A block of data
* * * *

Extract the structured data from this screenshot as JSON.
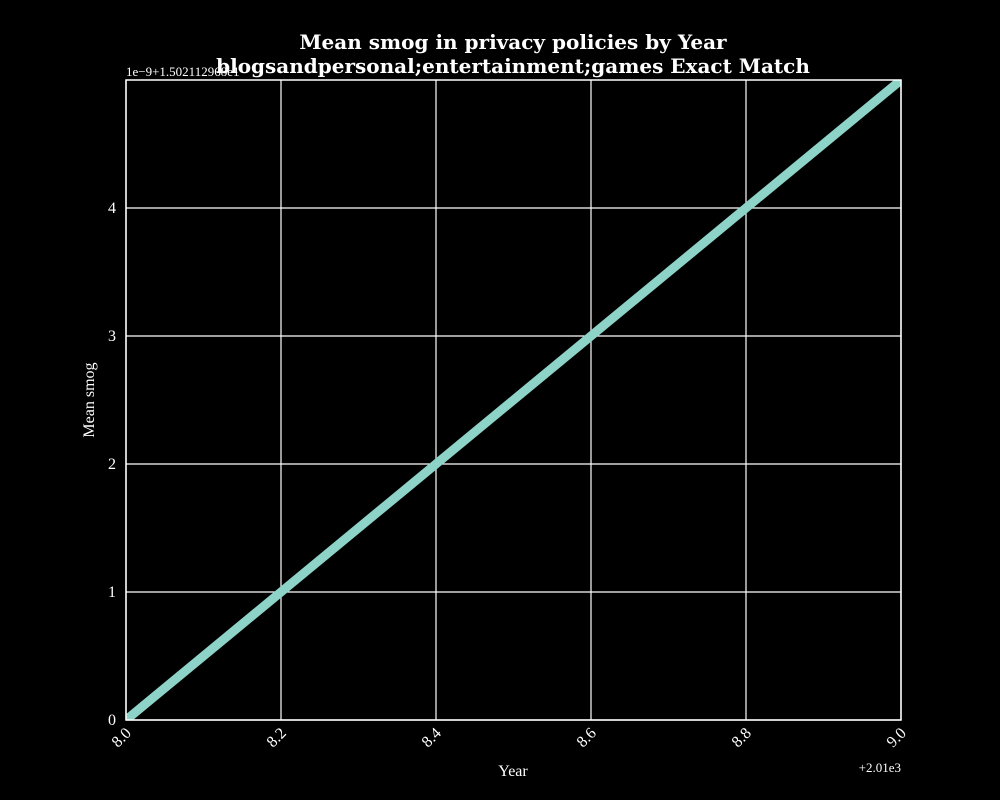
{
  "chart_data": {
    "type": "line",
    "title": "Mean smog in privacy policies by Year",
    "subtitle": "blogsandpersonal;entertainment;games Exact Match",
    "xlabel": "Year",
    "ylabel": "Mean smog",
    "x_offset_label": "+2.01e3",
    "y_offset_label": "1e−9+1.502112968e1",
    "x_ticks": [
      "8.0",
      "8.2",
      "8.4",
      "8.6",
      "8.8",
      "9.0"
    ],
    "y_ticks": [
      "0",
      "1",
      "2",
      "3",
      "4"
    ],
    "xlim": [
      8.0,
      9.0
    ],
    "ylim": [
      0,
      5
    ],
    "grid": true,
    "series": [
      {
        "x": [
          8.0,
          9.0
        ],
        "y": [
          0,
          5
        ],
        "color": "#8dd3c7"
      }
    ]
  },
  "colors": {
    "background": "#000000",
    "foreground": "#ffffff",
    "line": "#8dd3c7"
  }
}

* * * *

Tally up the lines holding the string "Mean" in this listing, and report the total alone.

2